--- ENTRIES ---
——

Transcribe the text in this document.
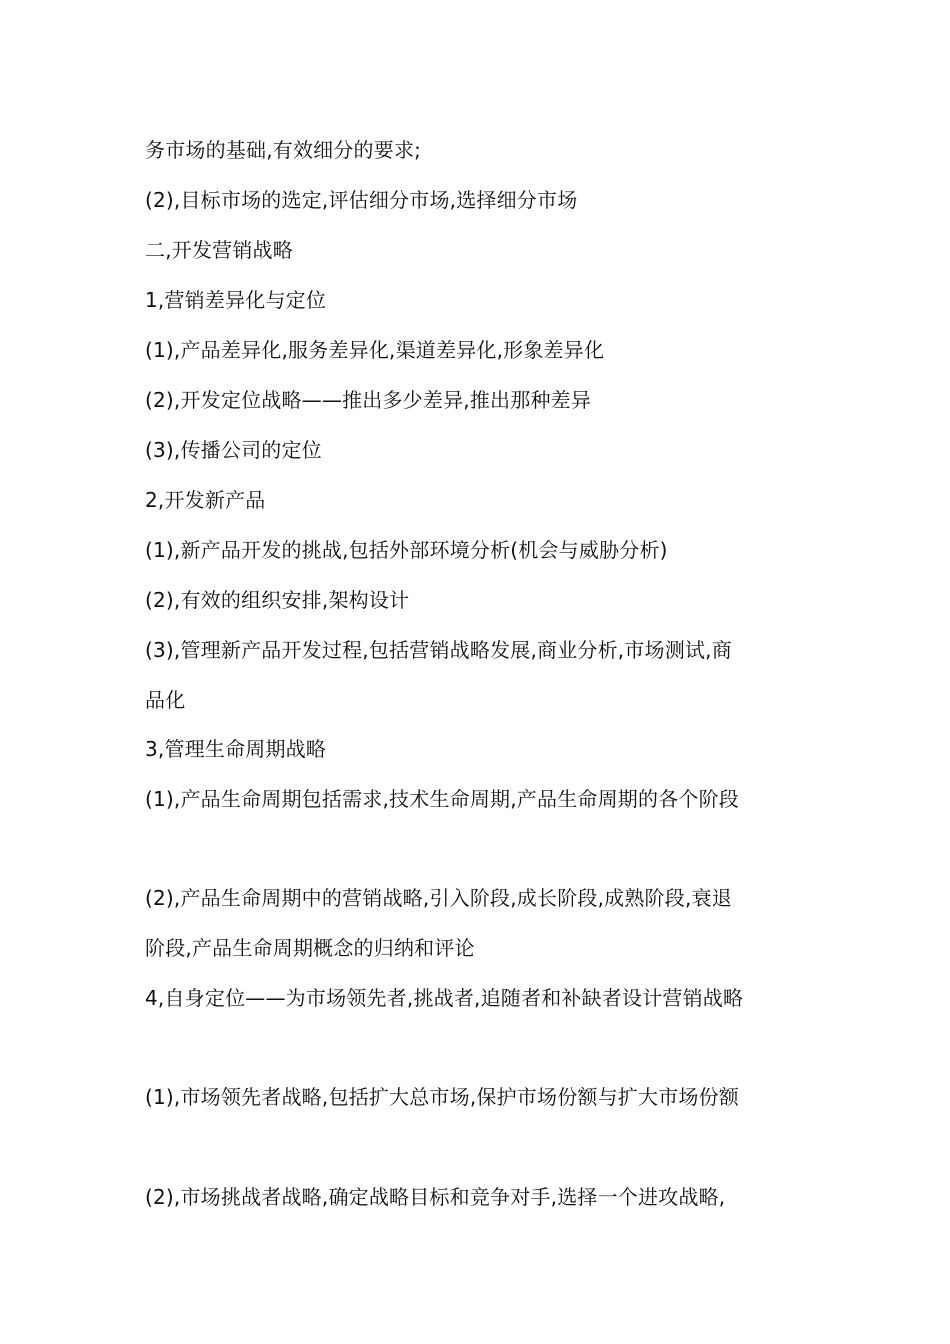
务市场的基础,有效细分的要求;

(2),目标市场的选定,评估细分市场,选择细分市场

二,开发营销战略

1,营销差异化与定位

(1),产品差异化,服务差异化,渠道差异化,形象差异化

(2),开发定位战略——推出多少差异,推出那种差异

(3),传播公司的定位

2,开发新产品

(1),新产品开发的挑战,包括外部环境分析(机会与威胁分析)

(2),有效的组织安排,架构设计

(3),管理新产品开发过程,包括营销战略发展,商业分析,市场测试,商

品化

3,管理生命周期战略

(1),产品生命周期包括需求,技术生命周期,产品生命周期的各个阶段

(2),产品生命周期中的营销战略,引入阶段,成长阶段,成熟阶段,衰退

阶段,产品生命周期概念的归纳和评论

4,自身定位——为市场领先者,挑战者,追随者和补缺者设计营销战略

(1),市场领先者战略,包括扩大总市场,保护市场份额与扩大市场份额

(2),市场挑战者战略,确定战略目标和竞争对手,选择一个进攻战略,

——

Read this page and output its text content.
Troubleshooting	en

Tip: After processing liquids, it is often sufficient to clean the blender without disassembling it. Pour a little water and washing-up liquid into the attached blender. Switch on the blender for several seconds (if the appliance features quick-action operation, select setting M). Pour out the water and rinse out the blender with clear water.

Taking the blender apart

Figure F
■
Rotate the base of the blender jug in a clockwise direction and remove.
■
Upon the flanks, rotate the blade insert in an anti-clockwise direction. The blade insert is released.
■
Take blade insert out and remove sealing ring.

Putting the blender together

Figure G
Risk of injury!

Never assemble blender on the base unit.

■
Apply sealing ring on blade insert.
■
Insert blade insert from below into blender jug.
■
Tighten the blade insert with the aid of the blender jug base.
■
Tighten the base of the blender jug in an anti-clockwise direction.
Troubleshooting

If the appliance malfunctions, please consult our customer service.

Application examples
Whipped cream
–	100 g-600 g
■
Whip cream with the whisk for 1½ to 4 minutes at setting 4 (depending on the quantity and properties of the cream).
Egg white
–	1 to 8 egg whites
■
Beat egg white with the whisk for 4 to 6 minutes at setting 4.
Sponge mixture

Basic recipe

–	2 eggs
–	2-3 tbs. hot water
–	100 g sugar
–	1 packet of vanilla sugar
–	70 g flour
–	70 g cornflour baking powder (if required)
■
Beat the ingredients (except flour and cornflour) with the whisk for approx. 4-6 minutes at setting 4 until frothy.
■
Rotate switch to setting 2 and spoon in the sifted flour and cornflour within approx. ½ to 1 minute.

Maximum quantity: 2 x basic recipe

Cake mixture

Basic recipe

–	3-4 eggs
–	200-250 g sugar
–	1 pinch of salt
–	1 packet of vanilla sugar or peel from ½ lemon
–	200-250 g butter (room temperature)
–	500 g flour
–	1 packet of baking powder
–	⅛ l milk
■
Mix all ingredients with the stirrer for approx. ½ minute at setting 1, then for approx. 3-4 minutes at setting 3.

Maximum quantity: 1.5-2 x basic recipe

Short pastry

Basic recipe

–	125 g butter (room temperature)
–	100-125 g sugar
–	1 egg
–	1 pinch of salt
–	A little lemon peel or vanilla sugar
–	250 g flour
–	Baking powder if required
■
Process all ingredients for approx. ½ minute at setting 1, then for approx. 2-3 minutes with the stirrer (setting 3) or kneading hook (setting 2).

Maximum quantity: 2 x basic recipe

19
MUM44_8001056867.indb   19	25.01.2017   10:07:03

——

--- YOUR OBJECTIVE ---
Considering only the records above, state the number of lines that include the word "cream", with nothing added.

--- WORKED ANSWER ---
2